SUPPLIED DATA:
#####

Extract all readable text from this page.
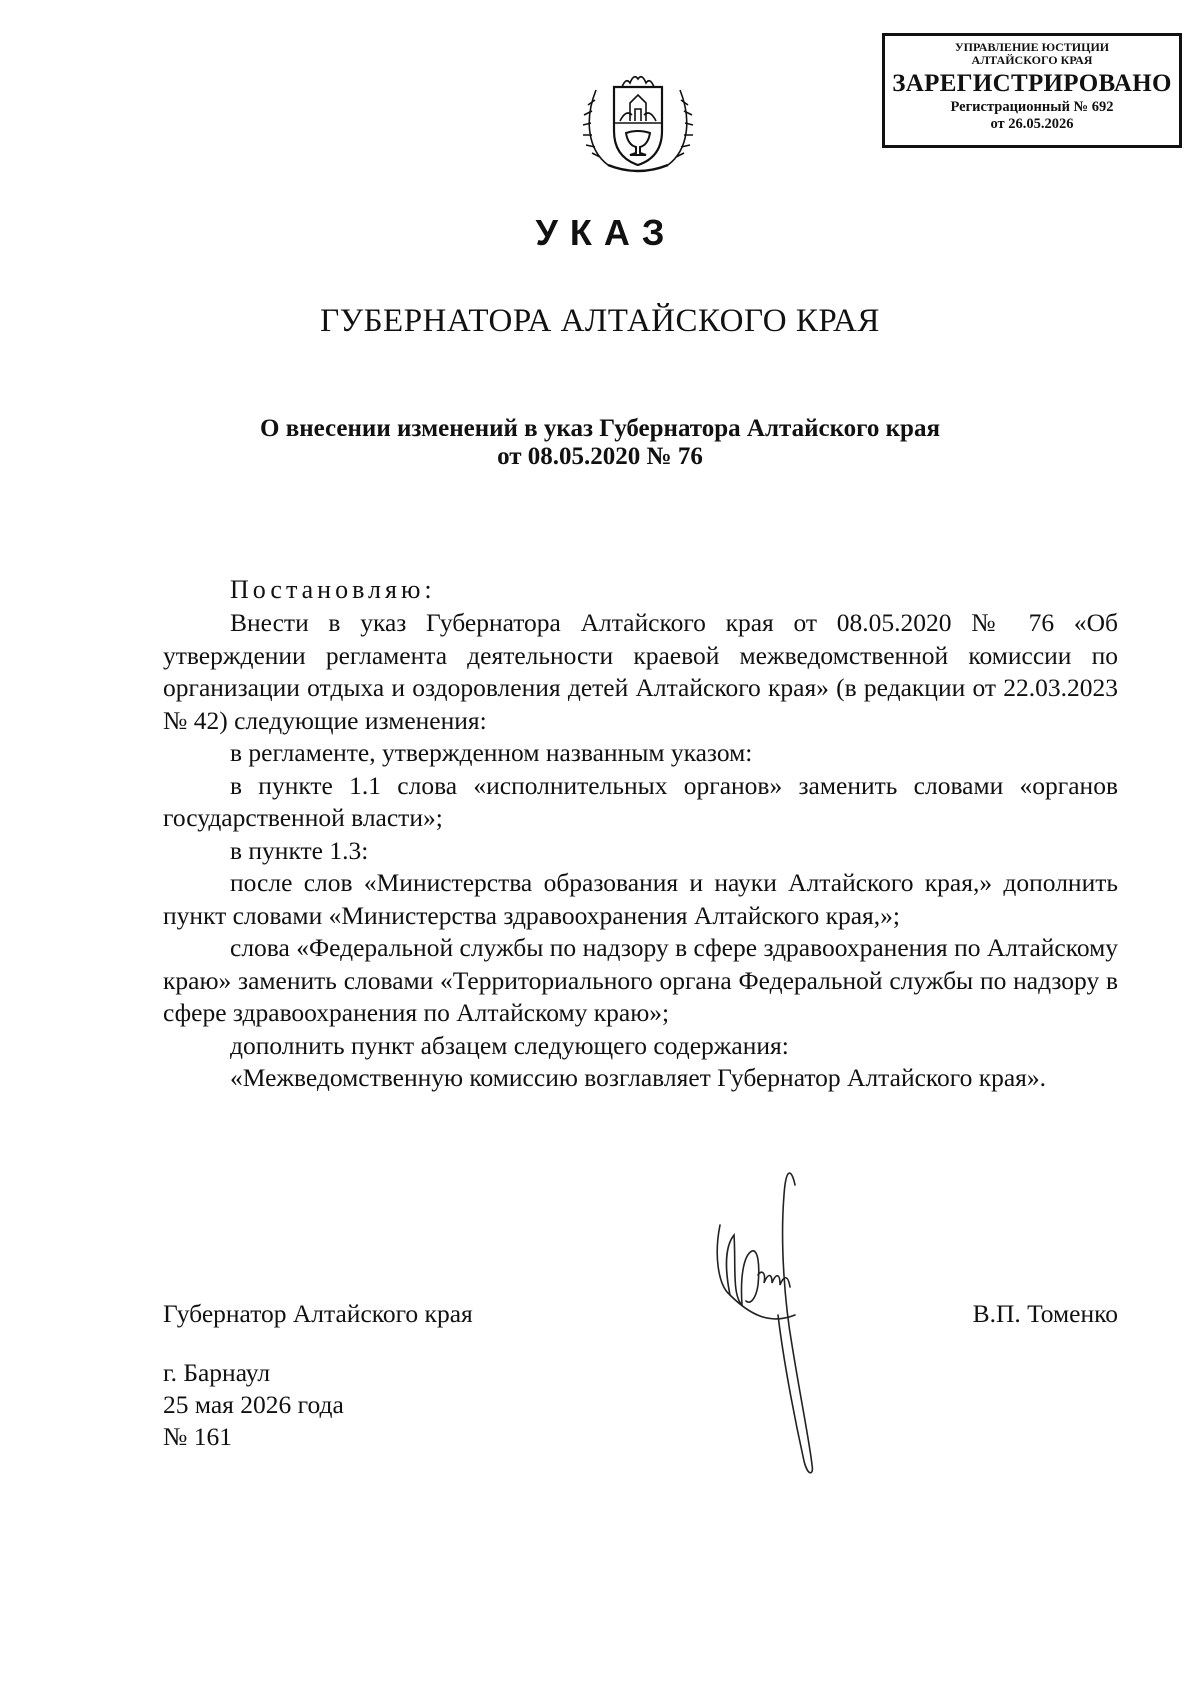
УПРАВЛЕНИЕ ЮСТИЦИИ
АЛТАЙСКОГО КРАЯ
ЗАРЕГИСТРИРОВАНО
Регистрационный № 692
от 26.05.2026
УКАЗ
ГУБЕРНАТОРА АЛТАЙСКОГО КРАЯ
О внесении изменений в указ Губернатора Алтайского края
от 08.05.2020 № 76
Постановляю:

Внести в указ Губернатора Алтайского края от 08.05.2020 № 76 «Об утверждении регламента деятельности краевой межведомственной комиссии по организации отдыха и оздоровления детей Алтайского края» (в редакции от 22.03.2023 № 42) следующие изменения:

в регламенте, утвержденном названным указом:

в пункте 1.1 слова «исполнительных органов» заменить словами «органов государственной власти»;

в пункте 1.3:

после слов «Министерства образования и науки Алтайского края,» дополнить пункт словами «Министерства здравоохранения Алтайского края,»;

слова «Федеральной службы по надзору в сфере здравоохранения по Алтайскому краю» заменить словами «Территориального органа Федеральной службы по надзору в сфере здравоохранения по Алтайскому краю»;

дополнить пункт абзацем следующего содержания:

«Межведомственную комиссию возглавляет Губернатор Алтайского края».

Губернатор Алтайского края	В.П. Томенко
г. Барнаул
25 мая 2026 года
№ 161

#####

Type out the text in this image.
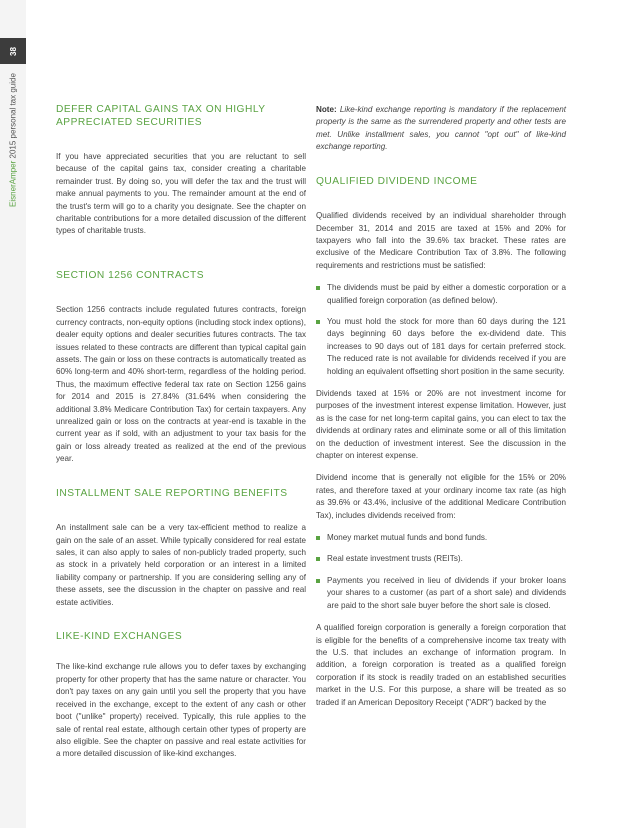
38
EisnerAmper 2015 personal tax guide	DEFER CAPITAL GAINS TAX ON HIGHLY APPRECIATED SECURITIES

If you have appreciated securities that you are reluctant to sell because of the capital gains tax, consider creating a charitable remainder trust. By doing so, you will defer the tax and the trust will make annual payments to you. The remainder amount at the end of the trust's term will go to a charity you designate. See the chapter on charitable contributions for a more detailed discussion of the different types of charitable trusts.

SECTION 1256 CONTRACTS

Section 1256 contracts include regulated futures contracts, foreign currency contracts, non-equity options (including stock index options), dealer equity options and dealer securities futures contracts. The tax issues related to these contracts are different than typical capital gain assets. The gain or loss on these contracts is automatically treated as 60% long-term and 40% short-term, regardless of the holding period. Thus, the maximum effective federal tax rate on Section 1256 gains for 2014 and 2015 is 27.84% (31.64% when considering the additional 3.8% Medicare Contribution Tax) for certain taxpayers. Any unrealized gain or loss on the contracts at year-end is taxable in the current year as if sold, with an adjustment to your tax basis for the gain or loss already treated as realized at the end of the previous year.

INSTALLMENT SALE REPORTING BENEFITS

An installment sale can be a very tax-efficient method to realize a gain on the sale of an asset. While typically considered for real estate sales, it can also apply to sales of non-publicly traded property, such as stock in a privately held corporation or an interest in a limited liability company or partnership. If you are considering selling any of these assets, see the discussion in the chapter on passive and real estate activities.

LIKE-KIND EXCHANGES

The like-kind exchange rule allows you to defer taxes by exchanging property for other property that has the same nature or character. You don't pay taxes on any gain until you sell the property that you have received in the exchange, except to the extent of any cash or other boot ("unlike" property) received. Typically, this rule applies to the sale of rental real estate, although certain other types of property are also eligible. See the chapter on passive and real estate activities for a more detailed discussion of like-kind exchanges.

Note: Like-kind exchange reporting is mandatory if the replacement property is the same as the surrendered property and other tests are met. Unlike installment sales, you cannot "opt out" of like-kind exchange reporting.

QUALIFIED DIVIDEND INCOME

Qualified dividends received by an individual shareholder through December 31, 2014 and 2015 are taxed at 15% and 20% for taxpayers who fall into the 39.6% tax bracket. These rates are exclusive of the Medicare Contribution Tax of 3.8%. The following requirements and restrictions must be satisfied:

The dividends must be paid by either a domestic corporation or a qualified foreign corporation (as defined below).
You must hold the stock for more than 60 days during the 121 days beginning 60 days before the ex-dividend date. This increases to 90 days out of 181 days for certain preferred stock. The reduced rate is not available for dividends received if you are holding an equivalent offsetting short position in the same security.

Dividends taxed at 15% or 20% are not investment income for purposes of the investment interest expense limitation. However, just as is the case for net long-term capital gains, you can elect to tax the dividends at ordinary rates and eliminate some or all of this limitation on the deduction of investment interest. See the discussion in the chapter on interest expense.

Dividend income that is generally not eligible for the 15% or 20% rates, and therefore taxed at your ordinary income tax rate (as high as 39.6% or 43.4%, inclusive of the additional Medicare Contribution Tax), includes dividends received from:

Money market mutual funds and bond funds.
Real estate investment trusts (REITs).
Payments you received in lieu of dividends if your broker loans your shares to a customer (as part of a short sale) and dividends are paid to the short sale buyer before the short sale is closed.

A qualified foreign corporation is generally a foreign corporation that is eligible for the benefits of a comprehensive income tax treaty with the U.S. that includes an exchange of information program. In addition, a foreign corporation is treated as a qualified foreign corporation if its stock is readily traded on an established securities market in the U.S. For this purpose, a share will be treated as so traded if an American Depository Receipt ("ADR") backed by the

#####

WORK TO COMPLETE: Return all the lines that contain the string "дополнить".

ANSWER:
после слов «Министерства образования и науки Алтайского края,» дополнить пункт словами «Министерства здравоохранения Алтайского края,»;
дополнить пункт абзацем следующего содержания:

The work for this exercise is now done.